DATA PROVIDED =
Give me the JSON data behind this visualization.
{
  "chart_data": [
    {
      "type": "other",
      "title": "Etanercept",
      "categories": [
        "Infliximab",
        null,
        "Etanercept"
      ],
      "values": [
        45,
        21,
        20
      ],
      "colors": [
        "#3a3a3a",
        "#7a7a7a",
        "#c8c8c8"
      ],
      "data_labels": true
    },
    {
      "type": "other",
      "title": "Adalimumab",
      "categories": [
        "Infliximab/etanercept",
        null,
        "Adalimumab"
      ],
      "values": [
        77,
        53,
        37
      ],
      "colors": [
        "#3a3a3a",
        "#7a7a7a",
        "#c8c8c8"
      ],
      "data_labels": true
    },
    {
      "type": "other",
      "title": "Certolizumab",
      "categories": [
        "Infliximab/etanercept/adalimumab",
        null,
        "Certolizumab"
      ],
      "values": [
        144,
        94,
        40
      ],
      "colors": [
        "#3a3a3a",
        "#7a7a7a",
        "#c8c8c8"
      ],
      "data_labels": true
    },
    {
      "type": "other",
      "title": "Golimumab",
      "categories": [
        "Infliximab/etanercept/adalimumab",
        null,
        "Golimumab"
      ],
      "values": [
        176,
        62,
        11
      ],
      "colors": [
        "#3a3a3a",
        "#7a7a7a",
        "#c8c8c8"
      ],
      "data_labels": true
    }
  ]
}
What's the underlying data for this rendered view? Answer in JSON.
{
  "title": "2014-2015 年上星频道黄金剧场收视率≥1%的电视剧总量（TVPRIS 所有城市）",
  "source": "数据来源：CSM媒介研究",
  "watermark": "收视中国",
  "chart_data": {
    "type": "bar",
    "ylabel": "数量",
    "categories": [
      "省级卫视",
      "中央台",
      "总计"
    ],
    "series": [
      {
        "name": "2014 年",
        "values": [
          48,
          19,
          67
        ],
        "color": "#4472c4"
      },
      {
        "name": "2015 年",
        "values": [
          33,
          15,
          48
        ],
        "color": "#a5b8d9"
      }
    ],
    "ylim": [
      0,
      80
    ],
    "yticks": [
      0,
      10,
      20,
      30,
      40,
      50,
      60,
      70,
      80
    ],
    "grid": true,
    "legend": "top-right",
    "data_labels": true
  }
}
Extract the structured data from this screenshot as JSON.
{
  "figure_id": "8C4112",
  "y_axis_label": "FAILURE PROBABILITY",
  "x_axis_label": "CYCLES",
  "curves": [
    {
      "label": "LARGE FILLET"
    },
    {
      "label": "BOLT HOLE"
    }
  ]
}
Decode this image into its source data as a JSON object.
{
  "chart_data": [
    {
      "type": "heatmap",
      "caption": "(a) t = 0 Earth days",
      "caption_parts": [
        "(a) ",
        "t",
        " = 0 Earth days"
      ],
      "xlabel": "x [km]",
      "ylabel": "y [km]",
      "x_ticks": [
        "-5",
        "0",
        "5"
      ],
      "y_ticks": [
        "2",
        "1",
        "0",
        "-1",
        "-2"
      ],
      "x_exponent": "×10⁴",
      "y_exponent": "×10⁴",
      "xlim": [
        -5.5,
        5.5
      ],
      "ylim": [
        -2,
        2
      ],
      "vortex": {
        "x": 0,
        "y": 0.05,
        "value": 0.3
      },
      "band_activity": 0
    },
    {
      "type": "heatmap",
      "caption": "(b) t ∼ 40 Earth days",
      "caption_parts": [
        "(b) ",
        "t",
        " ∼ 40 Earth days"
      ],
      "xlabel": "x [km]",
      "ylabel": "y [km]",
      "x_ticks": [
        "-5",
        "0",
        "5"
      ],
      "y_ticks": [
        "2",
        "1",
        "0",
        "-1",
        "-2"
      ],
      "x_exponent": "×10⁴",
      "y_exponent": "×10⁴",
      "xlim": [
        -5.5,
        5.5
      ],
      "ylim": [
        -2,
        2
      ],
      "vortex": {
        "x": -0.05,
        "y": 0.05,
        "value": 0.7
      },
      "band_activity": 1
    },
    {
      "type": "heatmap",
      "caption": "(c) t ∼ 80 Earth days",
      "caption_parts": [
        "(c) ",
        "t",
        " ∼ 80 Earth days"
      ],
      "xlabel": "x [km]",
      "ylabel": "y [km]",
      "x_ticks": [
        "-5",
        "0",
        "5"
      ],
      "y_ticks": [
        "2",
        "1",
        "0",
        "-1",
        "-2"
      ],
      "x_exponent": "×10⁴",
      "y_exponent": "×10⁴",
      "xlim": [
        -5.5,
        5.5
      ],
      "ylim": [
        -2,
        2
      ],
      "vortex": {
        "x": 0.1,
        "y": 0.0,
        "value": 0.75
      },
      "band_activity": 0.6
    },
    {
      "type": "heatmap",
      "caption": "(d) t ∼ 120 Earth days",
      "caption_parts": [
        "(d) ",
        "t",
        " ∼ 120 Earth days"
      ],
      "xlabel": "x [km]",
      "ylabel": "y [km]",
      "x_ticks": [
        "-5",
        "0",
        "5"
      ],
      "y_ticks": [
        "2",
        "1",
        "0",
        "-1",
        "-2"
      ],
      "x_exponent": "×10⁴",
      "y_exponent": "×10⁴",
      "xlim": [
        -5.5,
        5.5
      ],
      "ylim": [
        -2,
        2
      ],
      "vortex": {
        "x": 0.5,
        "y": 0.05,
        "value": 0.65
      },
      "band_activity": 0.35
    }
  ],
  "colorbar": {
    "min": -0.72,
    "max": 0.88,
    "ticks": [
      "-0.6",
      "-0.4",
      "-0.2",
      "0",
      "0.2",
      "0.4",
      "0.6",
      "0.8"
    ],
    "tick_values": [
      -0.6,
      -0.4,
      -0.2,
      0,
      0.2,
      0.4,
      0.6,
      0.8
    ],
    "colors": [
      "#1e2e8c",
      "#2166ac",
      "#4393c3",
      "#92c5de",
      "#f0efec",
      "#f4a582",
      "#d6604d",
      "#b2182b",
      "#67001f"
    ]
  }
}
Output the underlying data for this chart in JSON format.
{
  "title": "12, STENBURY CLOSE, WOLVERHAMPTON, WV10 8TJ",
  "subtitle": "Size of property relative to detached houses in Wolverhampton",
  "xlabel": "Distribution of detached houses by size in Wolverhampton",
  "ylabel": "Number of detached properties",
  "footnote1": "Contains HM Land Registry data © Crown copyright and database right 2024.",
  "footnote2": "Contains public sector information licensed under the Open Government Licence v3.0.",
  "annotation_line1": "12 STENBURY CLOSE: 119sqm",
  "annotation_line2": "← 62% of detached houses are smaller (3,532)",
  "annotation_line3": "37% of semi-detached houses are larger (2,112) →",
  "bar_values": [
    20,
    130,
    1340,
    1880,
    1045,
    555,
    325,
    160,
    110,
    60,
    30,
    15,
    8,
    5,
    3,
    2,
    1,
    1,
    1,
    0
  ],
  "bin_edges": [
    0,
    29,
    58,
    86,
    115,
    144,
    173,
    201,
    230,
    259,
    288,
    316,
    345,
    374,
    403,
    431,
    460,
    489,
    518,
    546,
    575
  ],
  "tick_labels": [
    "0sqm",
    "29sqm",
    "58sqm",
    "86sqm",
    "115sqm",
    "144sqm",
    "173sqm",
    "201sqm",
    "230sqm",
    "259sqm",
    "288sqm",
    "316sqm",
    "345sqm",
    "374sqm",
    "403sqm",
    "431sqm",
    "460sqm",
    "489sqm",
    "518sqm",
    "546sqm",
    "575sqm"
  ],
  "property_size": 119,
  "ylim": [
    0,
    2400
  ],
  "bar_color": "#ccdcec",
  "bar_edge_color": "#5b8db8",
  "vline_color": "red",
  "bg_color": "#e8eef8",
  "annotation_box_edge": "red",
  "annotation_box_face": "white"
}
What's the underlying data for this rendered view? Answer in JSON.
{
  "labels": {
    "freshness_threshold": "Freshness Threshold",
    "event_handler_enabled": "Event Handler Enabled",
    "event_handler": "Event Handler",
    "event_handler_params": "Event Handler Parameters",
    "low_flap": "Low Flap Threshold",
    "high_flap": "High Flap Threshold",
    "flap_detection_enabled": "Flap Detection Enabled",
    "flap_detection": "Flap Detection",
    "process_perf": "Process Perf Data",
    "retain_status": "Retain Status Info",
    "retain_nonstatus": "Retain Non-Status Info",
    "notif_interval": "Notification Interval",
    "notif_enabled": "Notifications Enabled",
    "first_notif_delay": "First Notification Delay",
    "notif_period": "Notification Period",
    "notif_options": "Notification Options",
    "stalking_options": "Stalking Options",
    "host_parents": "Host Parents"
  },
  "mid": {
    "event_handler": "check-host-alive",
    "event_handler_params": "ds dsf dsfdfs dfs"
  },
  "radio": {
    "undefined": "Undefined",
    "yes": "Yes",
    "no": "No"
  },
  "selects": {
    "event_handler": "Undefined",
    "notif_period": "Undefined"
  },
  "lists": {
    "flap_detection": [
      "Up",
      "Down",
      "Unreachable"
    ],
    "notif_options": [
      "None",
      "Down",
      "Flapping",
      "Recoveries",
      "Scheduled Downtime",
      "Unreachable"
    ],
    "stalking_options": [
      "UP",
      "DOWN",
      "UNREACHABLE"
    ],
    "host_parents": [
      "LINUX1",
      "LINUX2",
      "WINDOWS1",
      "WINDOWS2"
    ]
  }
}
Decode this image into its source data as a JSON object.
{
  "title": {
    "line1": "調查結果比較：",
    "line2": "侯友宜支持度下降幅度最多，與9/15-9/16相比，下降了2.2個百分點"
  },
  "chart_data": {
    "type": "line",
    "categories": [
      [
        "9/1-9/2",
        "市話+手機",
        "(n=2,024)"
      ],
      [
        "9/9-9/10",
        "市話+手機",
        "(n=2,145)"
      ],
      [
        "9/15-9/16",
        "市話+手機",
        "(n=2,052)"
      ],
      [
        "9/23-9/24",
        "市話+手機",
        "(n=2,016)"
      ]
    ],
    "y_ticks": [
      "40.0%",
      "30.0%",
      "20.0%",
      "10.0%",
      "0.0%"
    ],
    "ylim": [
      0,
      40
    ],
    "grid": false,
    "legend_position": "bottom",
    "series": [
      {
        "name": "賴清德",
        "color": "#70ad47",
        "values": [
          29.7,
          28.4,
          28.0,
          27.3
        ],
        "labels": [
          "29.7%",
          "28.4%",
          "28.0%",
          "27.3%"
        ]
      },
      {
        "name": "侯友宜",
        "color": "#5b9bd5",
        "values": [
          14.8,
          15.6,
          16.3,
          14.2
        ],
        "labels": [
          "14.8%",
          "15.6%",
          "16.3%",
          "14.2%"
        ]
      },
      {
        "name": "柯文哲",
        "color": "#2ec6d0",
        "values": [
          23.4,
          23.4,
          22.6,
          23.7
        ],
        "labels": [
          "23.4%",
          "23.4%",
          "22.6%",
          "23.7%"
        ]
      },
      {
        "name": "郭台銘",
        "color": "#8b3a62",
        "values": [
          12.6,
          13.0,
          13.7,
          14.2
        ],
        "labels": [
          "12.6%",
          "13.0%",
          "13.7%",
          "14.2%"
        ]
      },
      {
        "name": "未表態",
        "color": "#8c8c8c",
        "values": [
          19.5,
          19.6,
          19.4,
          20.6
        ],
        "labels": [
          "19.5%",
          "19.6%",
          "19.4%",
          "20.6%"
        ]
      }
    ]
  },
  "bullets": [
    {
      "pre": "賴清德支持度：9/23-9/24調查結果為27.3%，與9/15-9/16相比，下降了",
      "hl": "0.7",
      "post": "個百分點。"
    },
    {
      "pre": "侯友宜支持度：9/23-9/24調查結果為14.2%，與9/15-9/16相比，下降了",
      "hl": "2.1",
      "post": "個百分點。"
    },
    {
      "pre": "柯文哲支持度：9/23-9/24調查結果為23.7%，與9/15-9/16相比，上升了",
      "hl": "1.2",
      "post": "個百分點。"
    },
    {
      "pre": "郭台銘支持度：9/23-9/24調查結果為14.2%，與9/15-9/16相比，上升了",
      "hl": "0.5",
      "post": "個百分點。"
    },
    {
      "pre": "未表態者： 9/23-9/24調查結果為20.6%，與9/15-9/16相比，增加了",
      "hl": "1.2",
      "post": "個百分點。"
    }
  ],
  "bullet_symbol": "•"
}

THE PROBLEM =
Show every line above in which the word "Enabled" occurs.

RESPONSE FOR THIS EXERCISE =
    "event_handler_enabled": "Event Handler Enabled",
    "flap_detection_enabled": "Flap Detection Enabled",
    "notif_enabled": "Notifications Enabled",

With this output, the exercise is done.